Work to be completed:
Below is a block of records. Copy every line in it that contains the word "заделываются".

Recorded data:

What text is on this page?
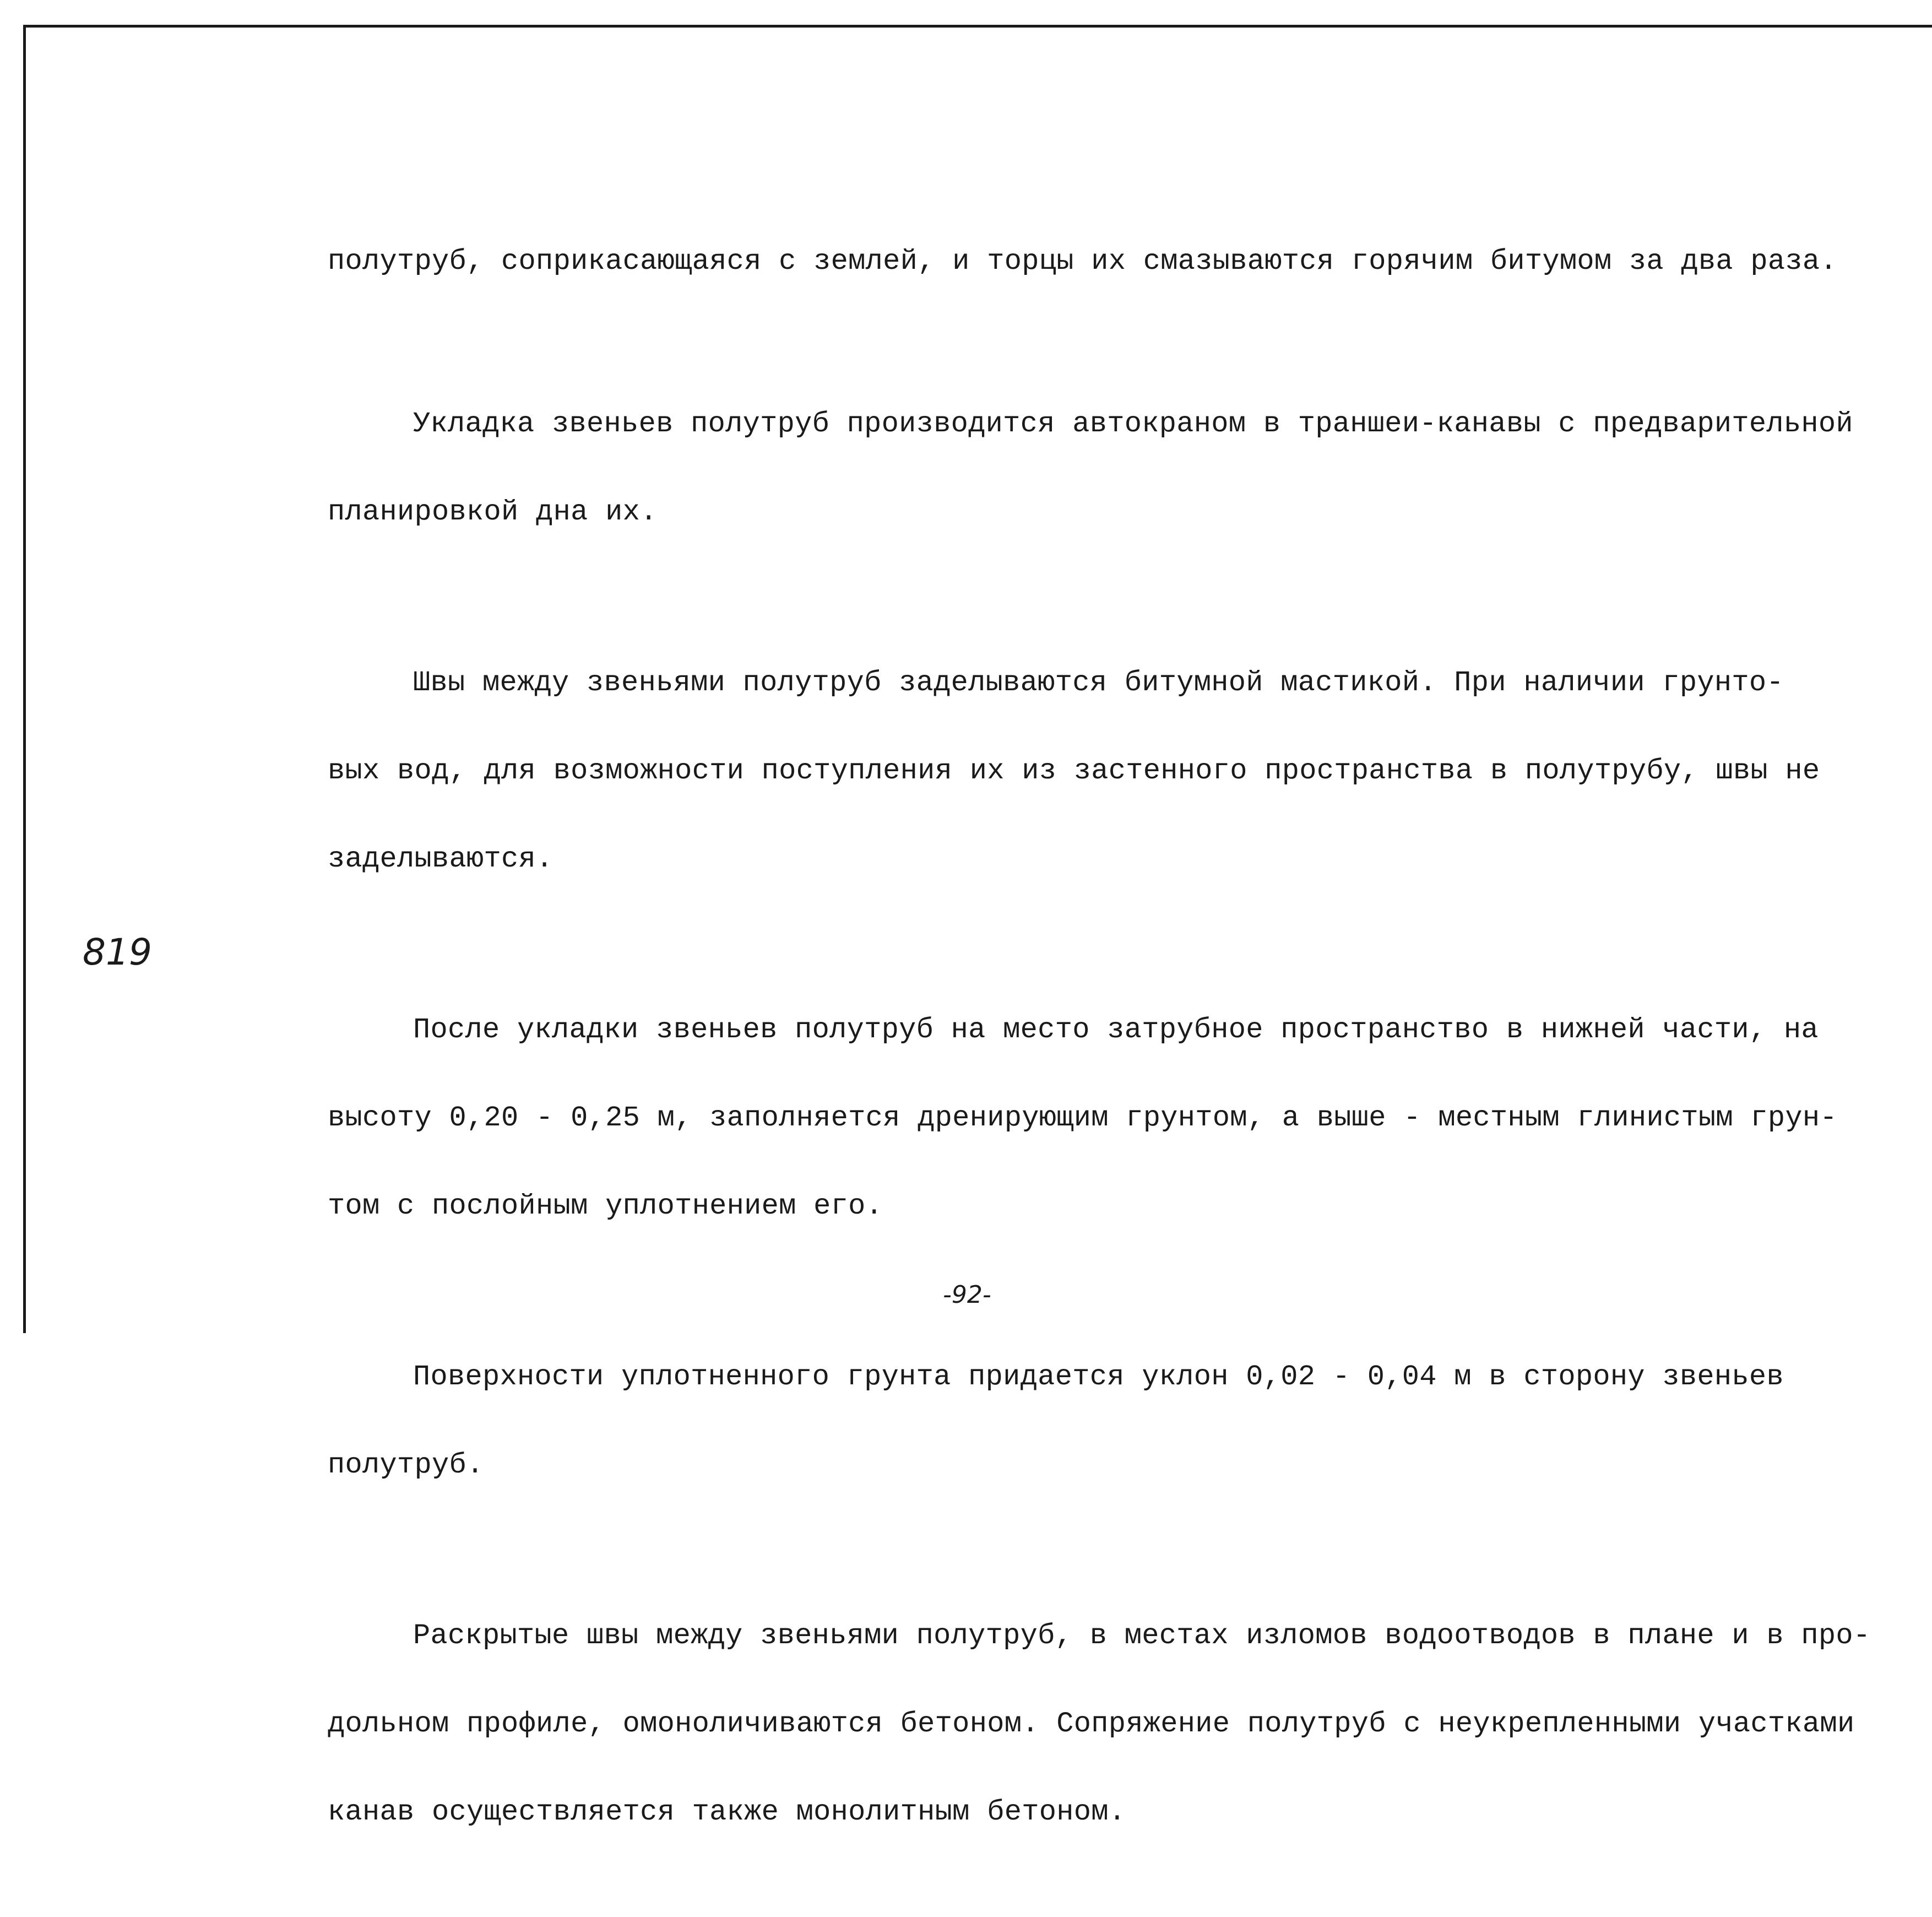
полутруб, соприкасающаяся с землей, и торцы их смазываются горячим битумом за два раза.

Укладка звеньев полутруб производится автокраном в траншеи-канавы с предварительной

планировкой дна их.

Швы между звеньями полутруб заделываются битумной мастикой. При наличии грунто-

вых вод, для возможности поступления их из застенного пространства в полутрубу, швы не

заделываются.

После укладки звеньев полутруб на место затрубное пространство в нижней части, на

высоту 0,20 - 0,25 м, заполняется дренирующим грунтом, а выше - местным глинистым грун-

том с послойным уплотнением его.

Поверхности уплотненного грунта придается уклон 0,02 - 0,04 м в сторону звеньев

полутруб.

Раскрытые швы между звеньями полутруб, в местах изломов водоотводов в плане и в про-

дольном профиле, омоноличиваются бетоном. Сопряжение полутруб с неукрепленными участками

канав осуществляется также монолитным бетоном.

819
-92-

Response to this exercise:
Швы между звеньями полутруб заделываются битумной мастикой. При наличии грунто-
заделываются.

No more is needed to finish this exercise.